[Extracted records]
= = = = =
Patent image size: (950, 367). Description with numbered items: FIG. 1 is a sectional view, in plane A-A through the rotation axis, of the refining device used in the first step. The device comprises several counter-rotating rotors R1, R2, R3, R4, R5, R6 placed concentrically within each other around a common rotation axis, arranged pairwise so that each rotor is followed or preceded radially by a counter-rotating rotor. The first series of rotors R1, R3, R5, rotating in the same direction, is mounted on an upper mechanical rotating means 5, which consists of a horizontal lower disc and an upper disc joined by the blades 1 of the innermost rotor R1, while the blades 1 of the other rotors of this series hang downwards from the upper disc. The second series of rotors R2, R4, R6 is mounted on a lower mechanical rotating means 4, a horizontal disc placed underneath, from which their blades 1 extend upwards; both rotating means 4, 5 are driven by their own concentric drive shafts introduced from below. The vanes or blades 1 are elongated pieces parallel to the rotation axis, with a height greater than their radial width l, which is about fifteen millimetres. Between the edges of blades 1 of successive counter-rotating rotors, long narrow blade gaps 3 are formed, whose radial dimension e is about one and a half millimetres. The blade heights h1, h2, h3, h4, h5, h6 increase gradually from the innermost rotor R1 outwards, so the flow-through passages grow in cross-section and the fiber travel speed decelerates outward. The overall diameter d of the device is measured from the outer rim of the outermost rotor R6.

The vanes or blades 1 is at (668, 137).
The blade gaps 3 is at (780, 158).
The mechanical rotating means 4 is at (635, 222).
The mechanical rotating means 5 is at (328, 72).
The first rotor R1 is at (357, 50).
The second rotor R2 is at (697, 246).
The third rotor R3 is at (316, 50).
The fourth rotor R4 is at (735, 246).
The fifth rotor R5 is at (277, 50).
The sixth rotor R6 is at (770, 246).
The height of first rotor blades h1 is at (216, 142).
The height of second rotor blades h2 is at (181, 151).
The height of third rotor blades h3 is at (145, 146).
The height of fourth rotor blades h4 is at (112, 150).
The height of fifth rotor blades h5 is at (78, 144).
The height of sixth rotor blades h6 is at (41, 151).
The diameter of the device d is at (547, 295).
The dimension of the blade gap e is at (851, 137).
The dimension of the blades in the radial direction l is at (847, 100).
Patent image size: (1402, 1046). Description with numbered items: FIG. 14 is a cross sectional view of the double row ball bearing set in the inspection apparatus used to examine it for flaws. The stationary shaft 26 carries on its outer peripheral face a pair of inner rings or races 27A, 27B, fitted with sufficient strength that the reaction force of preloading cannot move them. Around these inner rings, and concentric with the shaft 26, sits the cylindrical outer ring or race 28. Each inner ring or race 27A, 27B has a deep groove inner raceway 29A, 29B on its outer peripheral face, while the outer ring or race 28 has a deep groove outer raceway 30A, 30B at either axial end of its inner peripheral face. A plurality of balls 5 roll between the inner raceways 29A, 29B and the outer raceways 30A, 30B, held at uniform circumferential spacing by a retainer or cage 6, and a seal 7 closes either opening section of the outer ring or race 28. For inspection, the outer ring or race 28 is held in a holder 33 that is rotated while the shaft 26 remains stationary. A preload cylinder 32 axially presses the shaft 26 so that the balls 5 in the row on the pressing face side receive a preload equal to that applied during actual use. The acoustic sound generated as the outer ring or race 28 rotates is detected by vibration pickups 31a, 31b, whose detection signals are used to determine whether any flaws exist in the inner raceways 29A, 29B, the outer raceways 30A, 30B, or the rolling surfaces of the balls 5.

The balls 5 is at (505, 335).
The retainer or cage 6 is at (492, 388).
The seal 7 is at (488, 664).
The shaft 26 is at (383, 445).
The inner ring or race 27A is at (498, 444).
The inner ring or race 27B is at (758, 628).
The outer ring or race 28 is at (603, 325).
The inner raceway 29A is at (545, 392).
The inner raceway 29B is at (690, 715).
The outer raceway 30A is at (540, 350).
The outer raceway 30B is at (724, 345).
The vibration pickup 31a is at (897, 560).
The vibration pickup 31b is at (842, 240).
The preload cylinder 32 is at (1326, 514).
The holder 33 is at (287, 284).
= = = = =
[INSTRUCTIONS TO FOLLOW] Convert every line of the entries above into a JSON list of strings, with one string per line and blank lines omitted.

[COMPLETE RESPONSE]
[
  "Patent image size: (950, 367). Description with numbered items: FIG. 1 is a sectional view, in plane A-A through the rotation axis, of the refining device used in the first step. The device comprises several counter-rotating rotors R1, R2, R3, R4, R5, R6 placed concentrically within each other around a common rotation axis, arranged pairwise so that each rotor is followed or preceded radially by a counter-rotating rotor. The first series of rotors R1, R3, R5, rotating in the same direction, is mounted on an upper mechanical rotating means 5, which consists of a horizontal lower disc and an upper disc joined by the blades 1 of the innermost rotor R1, while the blades 1 of the other rotors of this series hang downwards from the upper disc. The second series of rotors R2, R4, R6 is mounted on a lower mechanical rotating means 4, a horizontal disc placed underneath, from which their blades 1 extend upwards; both rotating means 4, 5 are driven by their own concentric drive shafts introduced from below. The vanes or blades 1 are elongated pieces parallel to the rotation axis, with a height greater than their radial width l, which is about fifteen millimetres. Between the edges of blades 1 of successive counter-rotating rotors, long narrow blade gaps 3 are formed, whose radial dimension e is about one and a half millimetres. The blade heights h1, h2, h3, h4, h5, h6 increase gradually from the innermost rotor R1 outwards, so the flow-through passages grow in cross-section and the fiber travel speed decelerates outward. The overall diameter d of the device is measured from the outer rim of the outermost rotor R6.",
  "The vanes or blades 1 is at (668, 137).",
  "The blade gaps 3 is at (780, 158).",
  "The mechanical rotating means 4 is at (635, 222).",
  "The mechanical rotating means 5 is at (328, 72).",
  "The first rotor R1 is at (357, 50).",
  "The second rotor R2 is at (697, 246).",
  "The third rotor R3 is at (316, 50).",
  "The fourth rotor R4 is at (735, 246).",
  "The fifth rotor R5 is at (277, 50).",
  "The sixth rotor R6 is at (770, 246).",
  "The height of first rotor blades h1 is at (216, 142).",
  "The height of second rotor blades h2 is at (181, 151).",
  "The height of third rotor blades h3 is at (145, 146).",
  "The height of fourth rotor blades h4 is at (112, 150).",
  "The height of fifth rotor blades h5 is at (78, 144).",
  "The height of sixth rotor blades h6 is at (41, 151).",
  "The diameter of the device d is at (547, 295).",
  "The dimension of the blade gap e is at (851, 137).",
  "The dimension of the blades in the radial direction l is at (847, 100).",
  "Patent image size: (1402, 1046). Description with numbered items: FIG. 14 is a cross sectional view of the double row ball bearing set in the inspection apparatus used to examine it for flaws. The stationary shaft 26 carries on its outer peripheral face a pair of inner rings or races 27A, 27B, fitted with sufficient strength that the reaction force of preloading cannot move them. Around these inner rings, and concentric with the shaft 26, sits the cylindrical outer ring or race 28. Each inner ring or race 27A, 27B has a deep groove inner raceway 29A, 29B on its outer peripheral face, while the outer ring or race 28 has a deep groove outer raceway 30A, 30B at either axial end of its inner peripheral face. A plurality of balls 5 roll between the inner raceways 29A, 29B and the outer raceways 30A, 30B, held at uniform circumferential spacing by a retainer or cage 6, and a seal 7 closes either opening section of the outer ring or race 28. For inspection, the outer ring or race 28 is held in a holder 33 that is rotated while the shaft 26 remains stationary. A preload cylinder 32 axially presses the shaft 26 so that the balls 5 in the row on the pressing face side receive a preload equal to that applied during actual use. The acoustic sound generated as the outer ring or race 28 rotates is detected by vibration pickups 31a, 31b, whose detection signals are used to determine whether any flaws exist in the inner raceways 29A, 29B, the outer raceways 30A, 30B, or the rolling surfaces of the balls 5.",
  "The balls 5 is at (505, 335).",
  "The retainer or cage 6 is at (492, 388).",
  "The seal 7 is at (488, 664).",
  "The shaft 26 is at (383, 445).",
  "The inner ring or race 27A is at (498, 444).",
  "The inner ring or race 27B is at (758, 628).",
  "The outer ring or race 28 is at (603, 325).",
  "The inner raceway 29A is at (545, 392).",
  "The inner raceway 29B is at (690, 715).",
  "The outer raceway 30A is at (540, 350).",
  "The outer raceway 30B is at (724, 345).",
  "The vibration pickup 31a is at (897, 560).",
  "The vibration pickup 31b is at (842, 240).",
  "The preload cylinder 32 is at (1326, 514).",
  "The holder 33 is at (287, 284)."
]